#### GOAL:
Reproduce every line of the records below verbatim, preserving each character, space, and line break without alteration.

#### RECORD EXCERPTS:
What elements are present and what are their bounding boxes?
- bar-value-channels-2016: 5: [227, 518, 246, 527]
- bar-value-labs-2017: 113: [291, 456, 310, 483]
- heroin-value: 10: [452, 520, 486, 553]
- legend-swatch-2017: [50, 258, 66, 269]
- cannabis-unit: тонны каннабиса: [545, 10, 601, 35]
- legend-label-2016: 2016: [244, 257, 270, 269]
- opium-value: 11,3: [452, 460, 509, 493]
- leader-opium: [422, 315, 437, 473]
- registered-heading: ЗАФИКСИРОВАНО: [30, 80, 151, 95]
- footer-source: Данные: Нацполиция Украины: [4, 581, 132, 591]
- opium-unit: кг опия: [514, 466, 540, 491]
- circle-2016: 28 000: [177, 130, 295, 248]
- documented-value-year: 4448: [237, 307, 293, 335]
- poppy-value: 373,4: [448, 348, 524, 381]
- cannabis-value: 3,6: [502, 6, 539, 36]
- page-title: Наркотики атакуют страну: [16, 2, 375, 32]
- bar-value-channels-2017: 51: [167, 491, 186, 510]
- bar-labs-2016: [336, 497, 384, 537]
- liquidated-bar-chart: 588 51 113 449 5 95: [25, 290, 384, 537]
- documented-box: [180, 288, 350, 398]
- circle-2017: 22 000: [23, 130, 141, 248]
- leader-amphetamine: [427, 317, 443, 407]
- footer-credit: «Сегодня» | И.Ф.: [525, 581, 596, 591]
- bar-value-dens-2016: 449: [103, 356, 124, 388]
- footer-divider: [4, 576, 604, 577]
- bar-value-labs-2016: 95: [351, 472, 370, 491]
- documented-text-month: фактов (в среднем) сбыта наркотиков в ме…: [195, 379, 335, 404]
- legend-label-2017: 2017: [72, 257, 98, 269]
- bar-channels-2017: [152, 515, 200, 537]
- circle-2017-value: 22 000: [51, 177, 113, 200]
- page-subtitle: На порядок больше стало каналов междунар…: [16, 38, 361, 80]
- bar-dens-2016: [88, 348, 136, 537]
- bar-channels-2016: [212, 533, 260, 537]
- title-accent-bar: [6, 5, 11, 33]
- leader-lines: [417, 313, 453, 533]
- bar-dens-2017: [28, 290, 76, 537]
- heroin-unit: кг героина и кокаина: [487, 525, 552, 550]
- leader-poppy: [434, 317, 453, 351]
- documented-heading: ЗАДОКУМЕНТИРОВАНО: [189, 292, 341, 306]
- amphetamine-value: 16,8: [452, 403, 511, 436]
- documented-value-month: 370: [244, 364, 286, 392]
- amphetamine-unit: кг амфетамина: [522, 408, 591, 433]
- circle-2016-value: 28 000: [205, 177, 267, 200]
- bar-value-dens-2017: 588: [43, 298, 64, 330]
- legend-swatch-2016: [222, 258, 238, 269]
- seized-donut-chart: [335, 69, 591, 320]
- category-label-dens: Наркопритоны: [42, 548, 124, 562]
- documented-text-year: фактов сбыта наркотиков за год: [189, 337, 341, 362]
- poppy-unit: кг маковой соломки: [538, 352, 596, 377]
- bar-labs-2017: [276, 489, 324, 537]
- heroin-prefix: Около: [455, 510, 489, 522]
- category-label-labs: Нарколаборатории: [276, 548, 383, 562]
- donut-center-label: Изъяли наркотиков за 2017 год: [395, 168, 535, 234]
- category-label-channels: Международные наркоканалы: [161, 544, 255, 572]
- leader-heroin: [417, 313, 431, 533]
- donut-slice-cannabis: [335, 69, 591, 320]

#### COMPLETED EXERCISE:
What elements are present and what are their bounding boxes?
- bar-value-channels-2016: 5: [227, 518, 246, 527]
- bar-value-labs-2017: 113: [291, 456, 310, 483]
- heroin-value: 10: [452, 520, 486, 553]
- legend-swatch-2017: [50, 258, 66, 269]
- cannabis-unit: тонны каннабиса: [545, 10, 601, 35]
- legend-label-2016: 2016: [244, 257, 270, 269]
- opium-value: 11,3: [452, 460, 509, 493]
- leader-opium: [422, 315, 437, 473]
- registered-heading: ЗАФИКСИРОВАНО: [30, 80, 151, 95]
- footer-source: Данные: Нацполиция Украины: [4, 581, 132, 591]
- opium-unit: кг опия: [514, 466, 540, 491]
- circle-2016: 28 000: [177, 130, 295, 248]
- documented-value-year: 4448: [237, 307, 293, 335]
- poppy-value: 373,4: [448, 348, 524, 381]
- cannabis-value: 3,6: [502, 6, 539, 36]
- page-title: Наркотики атакуют страну: [16, 2, 375, 32]
- bar-value-channels-2017: 51: [167, 491, 186, 510]
- bar-labs-2016: [336, 497, 384, 537]
- liquidated-bar-chart: 588 51 113 449 5 95: [25, 290, 384, 537]
- documented-box: [180, 288, 350, 398]
- circle-2017: 22 000: [23, 130, 141, 248]
- leader-amphetamine: [427, 317, 443, 407]
- footer-credit: «Сегодня» | И.Ф.: [525, 581, 596, 591]
- bar-value-dens-2016: 449: [103, 356, 124, 388]
- footer-divider: [4, 576, 604, 577]
- bar-value-labs-2016: 95: [351, 472, 370, 491]
- documented-text-month: фактов (в среднем) сбыта наркотиков в ме…: [195, 379, 335, 404]
- legend-label-2017: 2017: [72, 257, 98, 269]
- bar-channels-2017: [152, 515, 200, 537]
- circle-2017-value: 22 000: [51, 177, 113, 200]
- page-subtitle: На порядок больше стало каналов междунар…: [16, 38, 361, 80]
- bar-dens-2016: [88, 348, 136, 537]
- bar-channels-2016: [212, 533, 260, 537]
- title-accent-bar: [6, 5, 11, 33]
- leader-lines: [417, 313, 453, 533]
- bar-dens-2017: [28, 290, 76, 537]
- heroin-unit: кг героина и кокаина: [487, 525, 552, 550]
- leader-poppy: [434, 317, 453, 351]
- documented-heading: ЗАДОКУМЕНТИРОВАНО: [189, 292, 341, 306]
- amphetamine-value: 16,8: [452, 403, 511, 436]
- documented-value-month: 370: [244, 364, 286, 392]
- amphetamine-unit: кг амфетамина: [522, 408, 591, 433]
- circle-2016-value: 28 000: [205, 177, 267, 200]
- bar-value-dens-2017: 588: [43, 298, 64, 330]
- legend-swatch-2016: [222, 258, 238, 269]
- seized-donut-chart: [335, 69, 591, 320]
- category-label-dens: Наркопритоны: [42, 548, 124, 562]
- documented-text-year: фактов сбыта наркотиков за год: [189, 337, 341, 362]
- poppy-unit: кг маковой соломки: [538, 352, 596, 377]
- bar-labs-2017: [276, 489, 324, 537]
- heroin-prefix: Около: [455, 510, 489, 522]
- category-label-labs: Нарколаборатории: [276, 548, 383, 562]
- donut-center-label: Изъяли наркотиков за 2017 год: [395, 168, 535, 234]
- category-label-channels: Международные наркоканалы: [161, 544, 255, 572]
- leader-heroin: [417, 313, 431, 533]
- donut-slice-cannabis: [335, 69, 591, 320]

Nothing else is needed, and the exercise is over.